__GIVEN INSTRUCTION__:
Copy all the data exactly, except the pictures.

__MATERIAL PROVIDED__:

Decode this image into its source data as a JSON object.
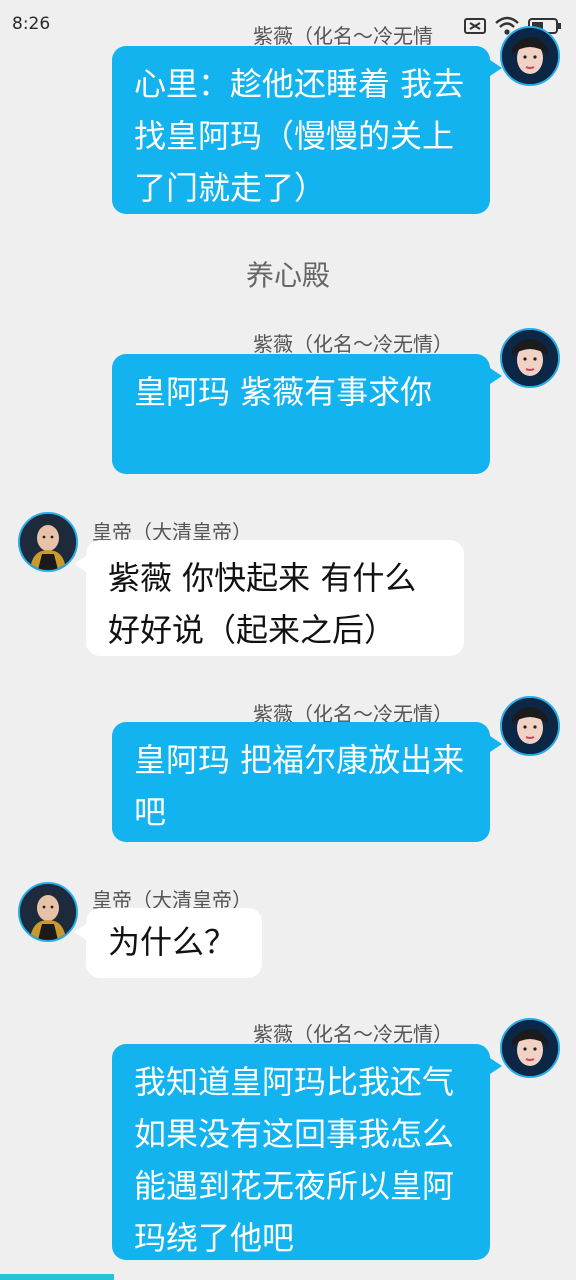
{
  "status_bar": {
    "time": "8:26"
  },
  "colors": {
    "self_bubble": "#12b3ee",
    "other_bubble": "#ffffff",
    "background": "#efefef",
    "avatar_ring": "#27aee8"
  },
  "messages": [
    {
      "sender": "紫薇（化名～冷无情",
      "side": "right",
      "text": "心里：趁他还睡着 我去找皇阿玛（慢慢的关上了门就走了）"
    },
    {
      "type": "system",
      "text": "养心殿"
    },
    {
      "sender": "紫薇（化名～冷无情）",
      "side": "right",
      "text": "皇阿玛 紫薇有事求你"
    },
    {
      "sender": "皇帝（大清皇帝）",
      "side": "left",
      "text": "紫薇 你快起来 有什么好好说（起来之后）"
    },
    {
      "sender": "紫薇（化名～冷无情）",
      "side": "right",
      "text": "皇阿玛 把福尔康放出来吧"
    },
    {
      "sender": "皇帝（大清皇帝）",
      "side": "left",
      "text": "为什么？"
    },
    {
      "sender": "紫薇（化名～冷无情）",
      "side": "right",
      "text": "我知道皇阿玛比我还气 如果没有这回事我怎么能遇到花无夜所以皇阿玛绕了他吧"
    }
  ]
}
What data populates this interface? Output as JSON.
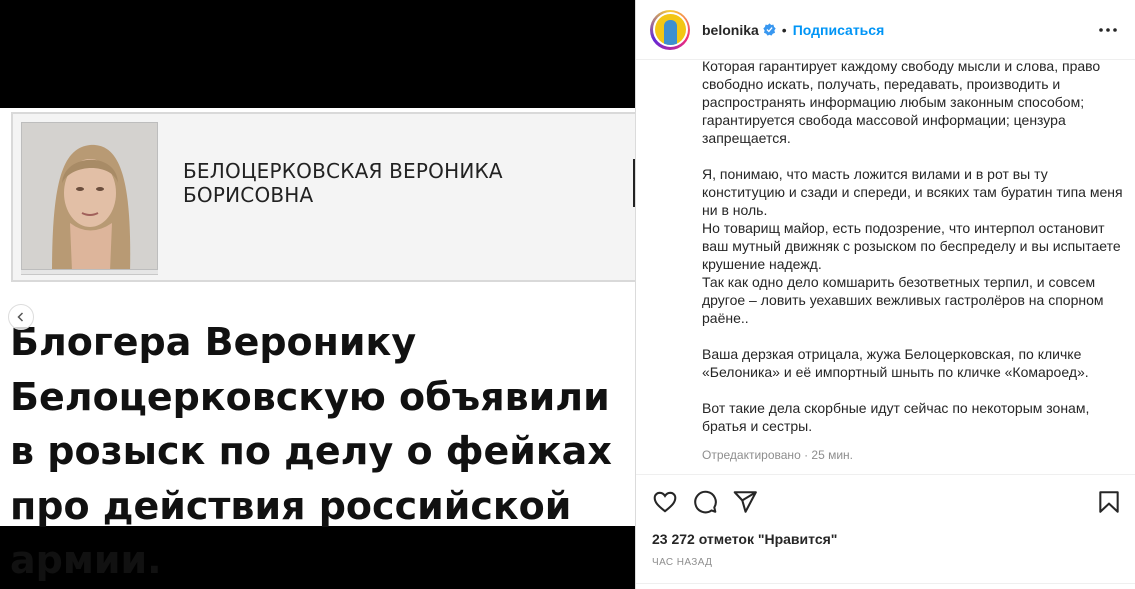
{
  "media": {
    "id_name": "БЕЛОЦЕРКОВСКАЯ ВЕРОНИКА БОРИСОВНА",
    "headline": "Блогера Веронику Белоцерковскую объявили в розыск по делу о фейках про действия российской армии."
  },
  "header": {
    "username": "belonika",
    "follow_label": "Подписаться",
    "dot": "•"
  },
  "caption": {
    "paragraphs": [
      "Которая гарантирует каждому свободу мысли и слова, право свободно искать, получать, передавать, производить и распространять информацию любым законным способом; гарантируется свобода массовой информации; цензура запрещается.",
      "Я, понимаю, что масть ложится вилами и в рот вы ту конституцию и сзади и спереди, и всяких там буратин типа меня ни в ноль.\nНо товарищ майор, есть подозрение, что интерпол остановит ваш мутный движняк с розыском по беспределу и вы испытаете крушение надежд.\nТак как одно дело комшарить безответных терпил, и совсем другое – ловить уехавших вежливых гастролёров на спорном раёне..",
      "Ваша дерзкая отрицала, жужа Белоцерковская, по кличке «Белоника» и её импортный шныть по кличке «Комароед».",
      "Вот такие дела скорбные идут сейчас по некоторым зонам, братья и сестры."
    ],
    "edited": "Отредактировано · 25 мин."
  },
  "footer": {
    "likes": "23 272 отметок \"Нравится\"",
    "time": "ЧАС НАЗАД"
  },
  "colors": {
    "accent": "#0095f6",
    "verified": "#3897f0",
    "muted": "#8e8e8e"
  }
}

__COMPLETED EXERCISE__:
Decode this image into its source data as a JSON object.
{
  "status_bar": {
    "time": "8:26"
  },
  "colors": {
    "self_bubble": "#12b3ee",
    "other_bubble": "#ffffff",
    "background": "#efefef",
    "avatar_ring": "#27aee8"
  },
  "messages": [
    {
      "sender": "紫薇（化名～冷无情",
      "side": "right",
      "text": "心里：趁他还睡着 我去找皇阿玛（慢慢的关上了门就走了）"
    },
    {
      "type": "system",
      "text": "养心殿"
    },
    {
      "sender": "紫薇（化名～冷无情）",
      "side": "right",
      "text": "皇阿玛 紫薇有事求你"
    },
    {
      "sender": "皇帝（大清皇帝）",
      "side": "left",
      "text": "紫薇 你快起来 有什么好好说（起来之后）"
    },
    {
      "sender": "紫薇（化名～冷无情）",
      "side": "right",
      "text": "皇阿玛 把福尔康放出来吧"
    },
    {
      "sender": "皇帝（大清皇帝）",
      "side": "left",
      "text": "为什么？"
    },
    {
      "sender": "紫薇（化名～冷无情）",
      "side": "right",
      "text": "我知道皇阿玛比我还气 如果没有这回事我怎么能遇到花无夜所以皇阿玛绕了他吧"
    }
  ]
}
What data populates this interface? Output as JSON.
{
  "media": {
    "id_name": "БЕЛОЦЕРКОВСКАЯ ВЕРОНИКА БОРИСОВНА",
    "headline": "Блогера Веронику Белоцерковскую объявили в розыск по делу о фейках про действия российской армии."
  },
  "header": {
    "username": "belonika",
    "follow_label": "Подписаться",
    "dot": "•"
  },
  "caption": {
    "paragraphs": [
      "Которая гарантирует каждому свободу мысли и слова, право свободно искать, получать, передавать, производить и распространять информацию любым законным способом; гарантируется свобода массовой информации; цензура запрещается.",
      "Я, понимаю, что масть ложится вилами и в рот вы ту конституцию и сзади и спереди, и всяких там буратин типа меня ни в ноль.\nНо товарищ майор, есть подозрение, что интерпол остановит ваш мутный движняк с розыском по беспределу и вы испытаете крушение надежд.\nТак как одно дело комшарить безответных терпил, и совсем другое – ловить уехавших вежливых гастролёров на спорном раёне..",
      "Ваша дерзкая отрицала, жужа Белоцерковская, по кличке «Белоника» и её импортный шныть по кличке «Комароед».",
      "Вот такие дела скорбные идут сейчас по некоторым зонам, братья и сестры."
    ],
    "edited": "Отредактировано · 25 мин."
  },
  "footer": {
    "likes": "23 272 отметок \"Нравится\"",
    "time": "ЧАС НАЗАД"
  },
  "colors": {
    "accent": "#0095f6",
    "verified": "#3897f0",
    "muted": "#8e8e8e"
  }
}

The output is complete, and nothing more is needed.